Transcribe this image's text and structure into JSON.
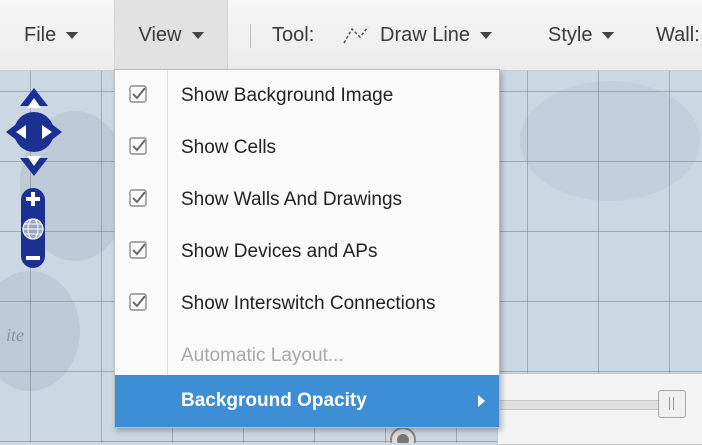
{
  "toolbar": {
    "file_label": "File",
    "view_label": "View",
    "tool_label": "Tool:",
    "tool_value": "Draw Line",
    "style_label": "Style",
    "wall_label": "Wall:"
  },
  "map": {
    "label": "ite"
  },
  "view_menu": {
    "items": [
      {
        "label": "Show Background Image",
        "checked": true
      },
      {
        "label": "Show Cells",
        "checked": true
      },
      {
        "label": "Show Walls And Drawings",
        "checked": true
      },
      {
        "label": "Show Devices and APs",
        "checked": true
      },
      {
        "label": "Show Interswitch Connections",
        "checked": true
      },
      {
        "label": "Automatic Layout...",
        "disabled": true
      },
      {
        "label": "Background Opacity",
        "highlighted": true,
        "submenu": true
      }
    ]
  },
  "colors": {
    "accent": "#3e8ed6",
    "nav_control": "#1c2f93",
    "map_bg": "#cbd7e2"
  },
  "icons": [
    "caret-down-icon",
    "draw-line-icon",
    "checkbox-checked-icon",
    "pan-arrows-icon",
    "zoom-in-icon",
    "globe-icon",
    "zoom-out-icon",
    "submenu-arrow-icon"
  ]
}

══════════════════════════════

*ASSIGNED TASK*. Make an exact copy of the listing. Leave its pictures out.

*TASK ANSWER*.
Transcribe this image's text and structure into JSON.
{
  "toolbar": {
    "file_label": "File",
    "view_label": "View",
    "tool_label": "Tool:",
    "tool_value": "Draw Line",
    "style_label": "Style",
    "wall_label": "Wall:"
  },
  "map": {
    "label": "ite"
  },
  "view_menu": {
    "items": [
      {
        "label": "Show Background Image",
        "checked": true
      },
      {
        "label": "Show Cells",
        "checked": true
      },
      {
        "label": "Show Walls And Drawings",
        "checked": true
      },
      {
        "label": "Show Devices and APs",
        "checked": true
      },
      {
        "label": "Show Interswitch Connections",
        "checked": true
      },
      {
        "label": "Automatic Layout...",
        "disabled": true
      },
      {
        "label": "Background Opacity",
        "highlighted": true,
        "submenu": true
      }
    ]
  },
  "colors": {
    "accent": "#3e8ed6",
    "nav_control": "#1c2f93",
    "map_bg": "#cbd7e2"
  },
  "icons": [
    "caret-down-icon",
    "draw-line-icon",
    "checkbox-checked-icon",
    "pan-arrows-icon",
    "zoom-in-icon",
    "globe-icon",
    "zoom-out-icon",
    "submenu-arrow-icon"
  ]
}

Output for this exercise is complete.